WHAT THE EXERCISE ASKS: From the listing below, pull out every line where the string "root" appears.

EXERCISE INPUTS:
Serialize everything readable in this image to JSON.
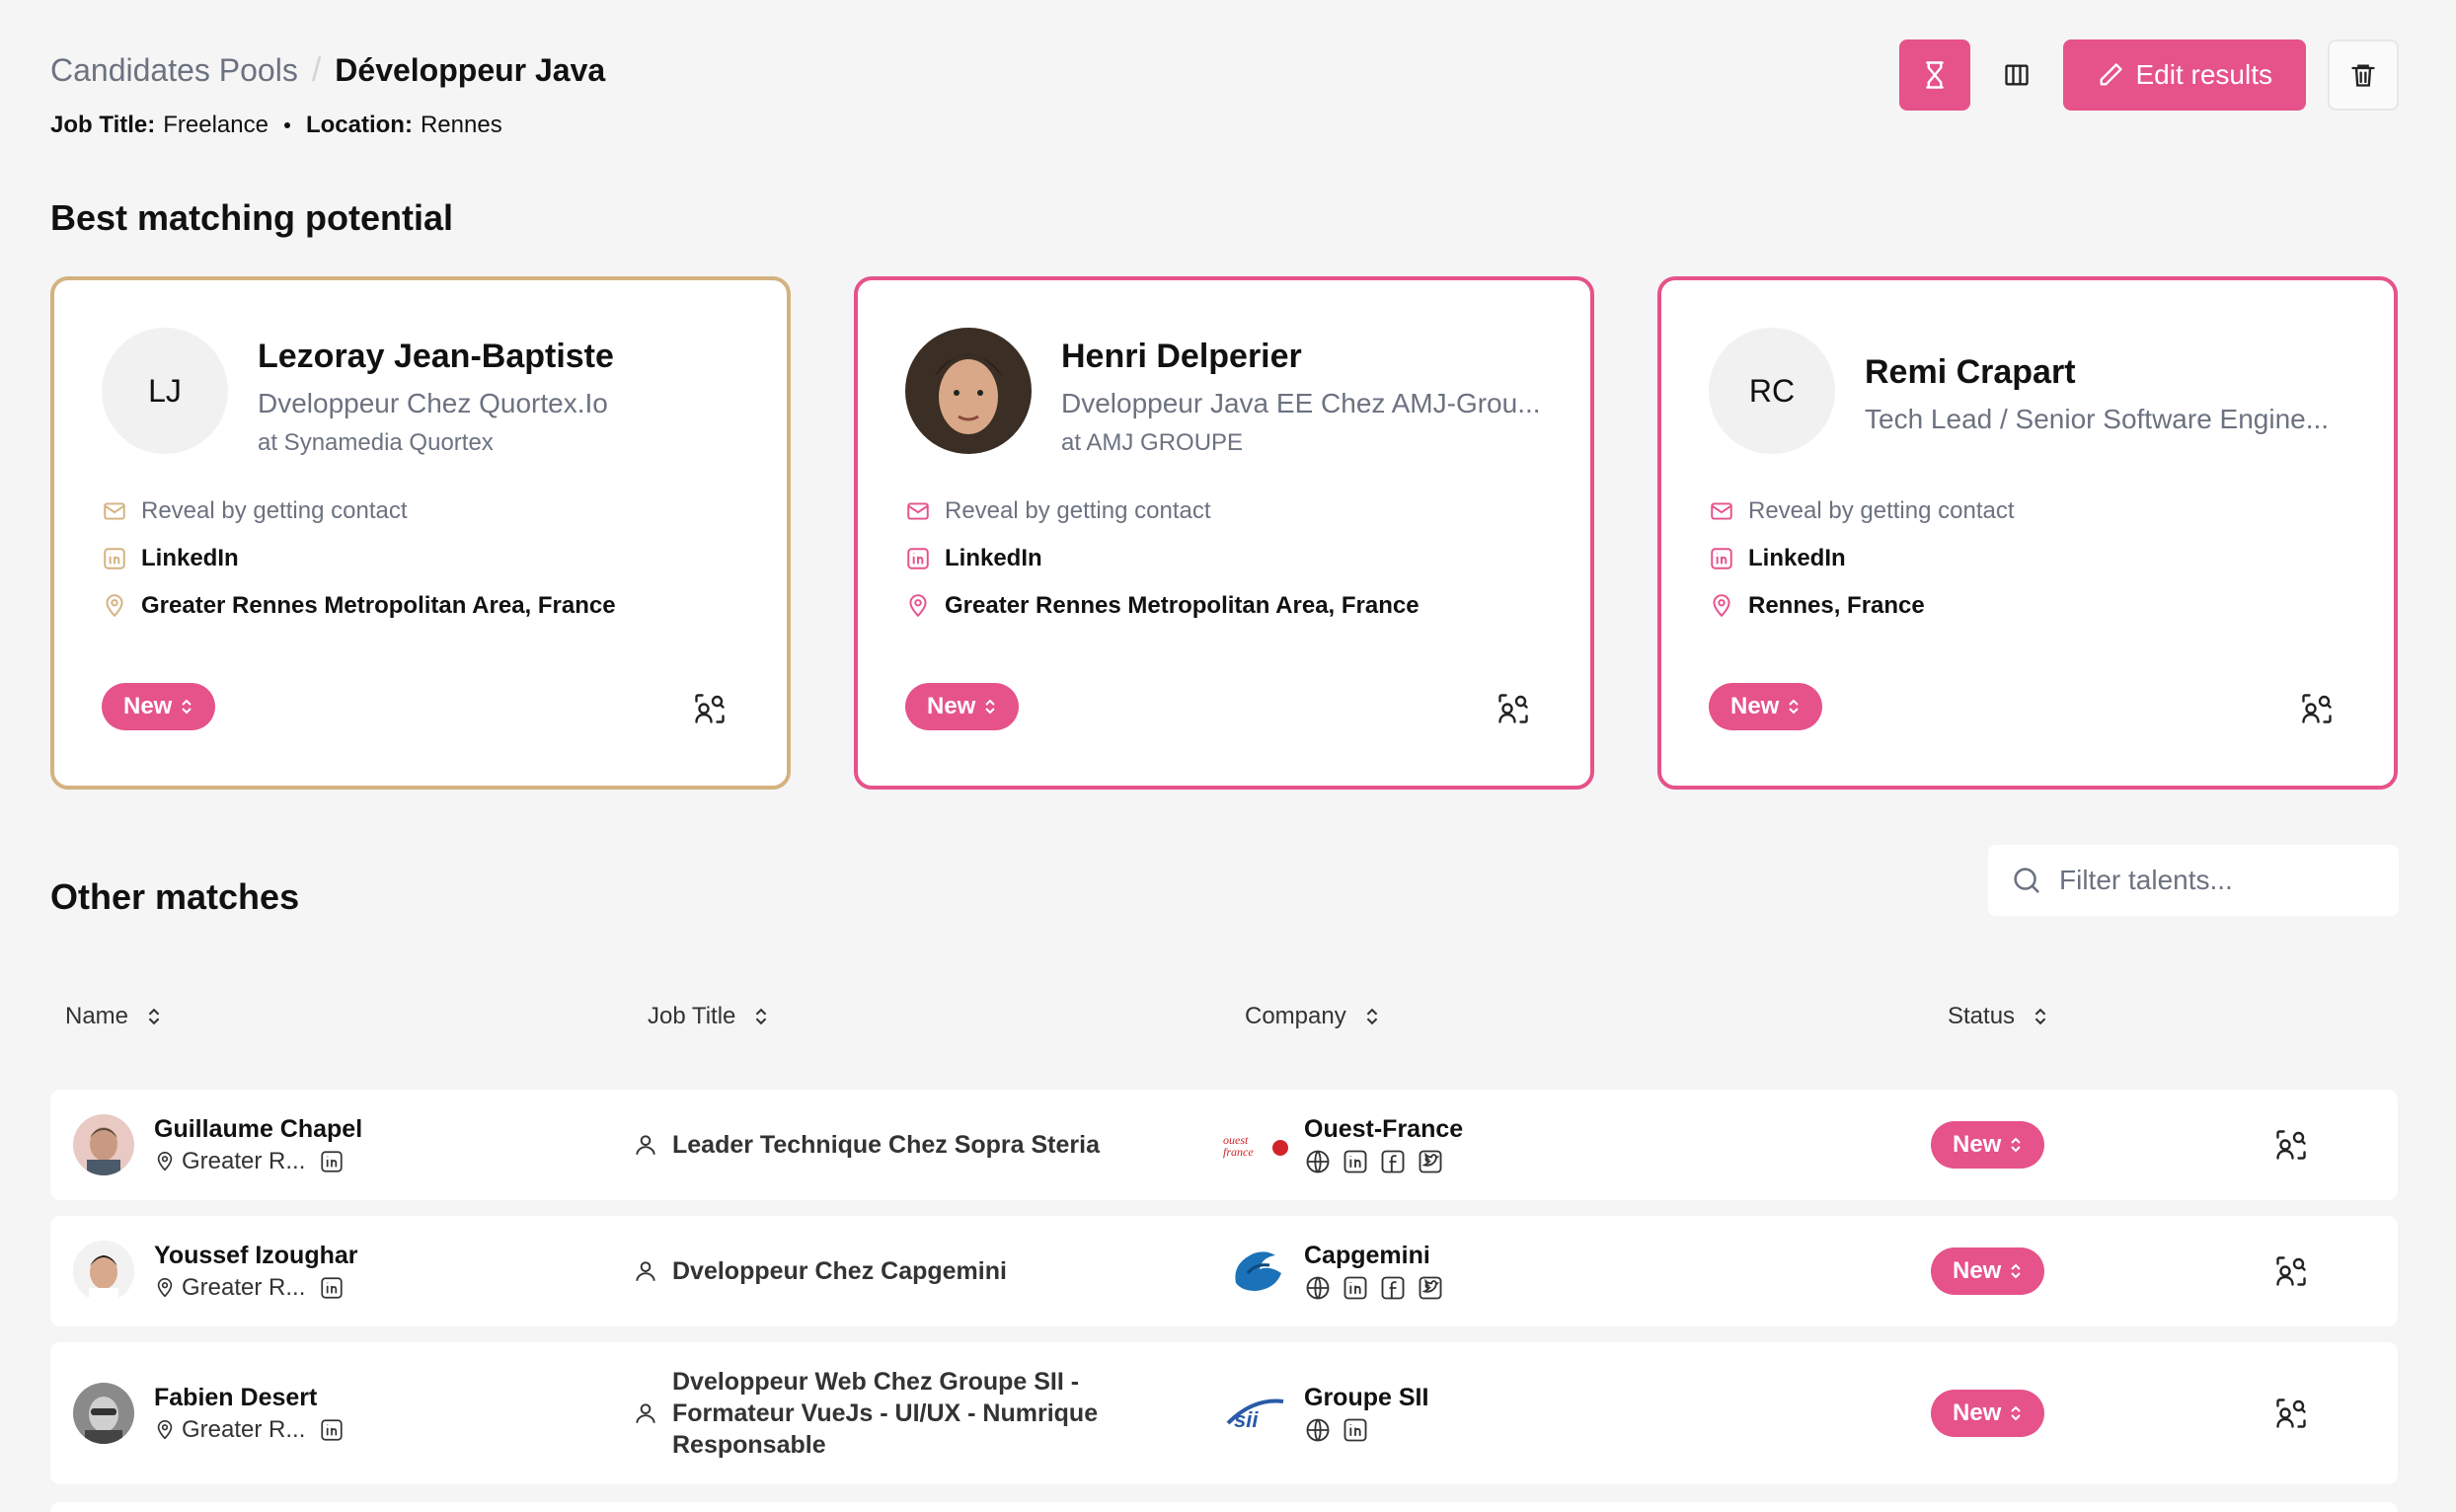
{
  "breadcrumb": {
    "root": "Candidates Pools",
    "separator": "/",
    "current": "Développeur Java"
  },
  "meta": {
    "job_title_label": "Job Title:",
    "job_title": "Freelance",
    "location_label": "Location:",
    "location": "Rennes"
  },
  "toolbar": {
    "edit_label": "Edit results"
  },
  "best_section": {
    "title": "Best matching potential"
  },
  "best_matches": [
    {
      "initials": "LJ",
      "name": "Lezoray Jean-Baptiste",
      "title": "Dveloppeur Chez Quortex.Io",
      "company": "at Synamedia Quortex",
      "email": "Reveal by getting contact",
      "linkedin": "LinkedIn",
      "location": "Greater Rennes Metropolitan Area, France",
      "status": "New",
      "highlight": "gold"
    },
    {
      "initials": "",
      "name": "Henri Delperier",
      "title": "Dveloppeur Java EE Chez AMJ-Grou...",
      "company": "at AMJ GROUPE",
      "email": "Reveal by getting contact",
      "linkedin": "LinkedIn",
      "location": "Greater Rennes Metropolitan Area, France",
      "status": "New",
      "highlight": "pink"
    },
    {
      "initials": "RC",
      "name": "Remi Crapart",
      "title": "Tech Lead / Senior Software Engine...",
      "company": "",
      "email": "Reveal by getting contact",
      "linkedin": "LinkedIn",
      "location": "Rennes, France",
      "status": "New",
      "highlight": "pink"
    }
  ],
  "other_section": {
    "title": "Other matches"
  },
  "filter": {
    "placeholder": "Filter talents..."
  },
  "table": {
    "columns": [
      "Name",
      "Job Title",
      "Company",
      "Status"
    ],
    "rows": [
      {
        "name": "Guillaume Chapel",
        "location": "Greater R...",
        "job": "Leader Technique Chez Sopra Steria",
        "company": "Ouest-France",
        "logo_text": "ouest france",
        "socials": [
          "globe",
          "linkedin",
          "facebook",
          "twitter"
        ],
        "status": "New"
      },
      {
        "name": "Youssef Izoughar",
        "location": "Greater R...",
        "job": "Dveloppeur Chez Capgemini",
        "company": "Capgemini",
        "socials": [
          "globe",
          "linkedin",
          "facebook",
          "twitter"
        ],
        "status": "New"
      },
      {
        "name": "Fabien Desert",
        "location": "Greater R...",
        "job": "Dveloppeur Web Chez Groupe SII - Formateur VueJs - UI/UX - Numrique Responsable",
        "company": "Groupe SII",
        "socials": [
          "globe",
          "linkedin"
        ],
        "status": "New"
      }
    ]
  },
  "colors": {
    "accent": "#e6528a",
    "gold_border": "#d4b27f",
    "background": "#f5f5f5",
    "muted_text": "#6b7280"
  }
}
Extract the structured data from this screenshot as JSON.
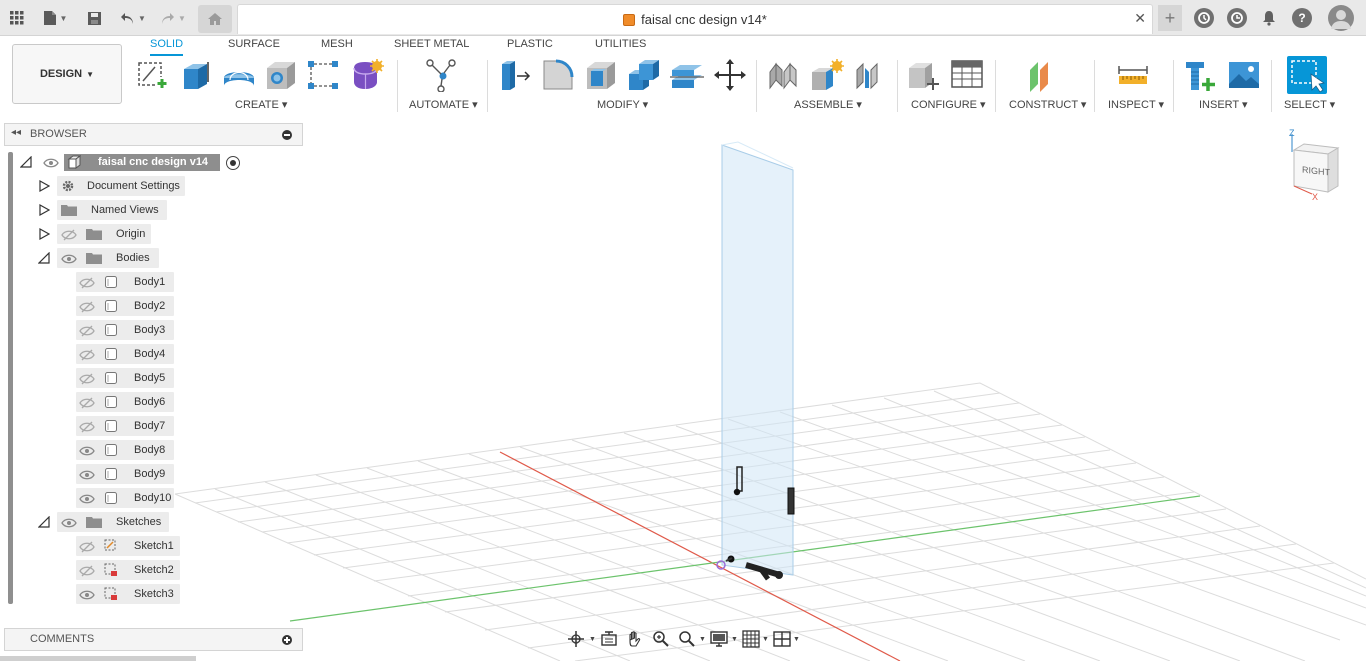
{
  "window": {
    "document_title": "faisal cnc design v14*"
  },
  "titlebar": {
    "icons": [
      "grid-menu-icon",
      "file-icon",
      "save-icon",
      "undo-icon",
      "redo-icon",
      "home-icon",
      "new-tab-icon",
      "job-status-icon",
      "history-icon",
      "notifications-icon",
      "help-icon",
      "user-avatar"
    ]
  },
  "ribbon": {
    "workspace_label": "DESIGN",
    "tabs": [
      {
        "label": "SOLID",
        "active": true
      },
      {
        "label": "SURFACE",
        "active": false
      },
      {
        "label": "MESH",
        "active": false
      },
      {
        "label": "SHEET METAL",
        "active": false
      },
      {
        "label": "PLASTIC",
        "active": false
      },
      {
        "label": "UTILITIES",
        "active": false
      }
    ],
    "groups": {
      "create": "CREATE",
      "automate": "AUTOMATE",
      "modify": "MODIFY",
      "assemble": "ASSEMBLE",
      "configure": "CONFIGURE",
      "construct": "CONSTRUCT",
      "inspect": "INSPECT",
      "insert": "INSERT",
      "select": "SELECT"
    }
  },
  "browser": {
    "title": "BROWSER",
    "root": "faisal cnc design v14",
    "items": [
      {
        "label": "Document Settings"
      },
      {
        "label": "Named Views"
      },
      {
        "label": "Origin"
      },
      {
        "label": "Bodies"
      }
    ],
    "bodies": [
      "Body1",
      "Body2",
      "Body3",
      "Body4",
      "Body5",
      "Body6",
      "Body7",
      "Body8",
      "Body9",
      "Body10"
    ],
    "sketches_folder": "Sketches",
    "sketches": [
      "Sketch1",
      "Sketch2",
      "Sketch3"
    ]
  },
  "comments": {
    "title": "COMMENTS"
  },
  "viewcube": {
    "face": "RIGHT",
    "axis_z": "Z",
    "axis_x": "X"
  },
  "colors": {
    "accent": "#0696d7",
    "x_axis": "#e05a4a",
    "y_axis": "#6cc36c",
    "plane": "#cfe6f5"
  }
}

WRITTEN RESPONSE:
    "root": "Candidates Pools",
    "root": "faisal cnc design v14",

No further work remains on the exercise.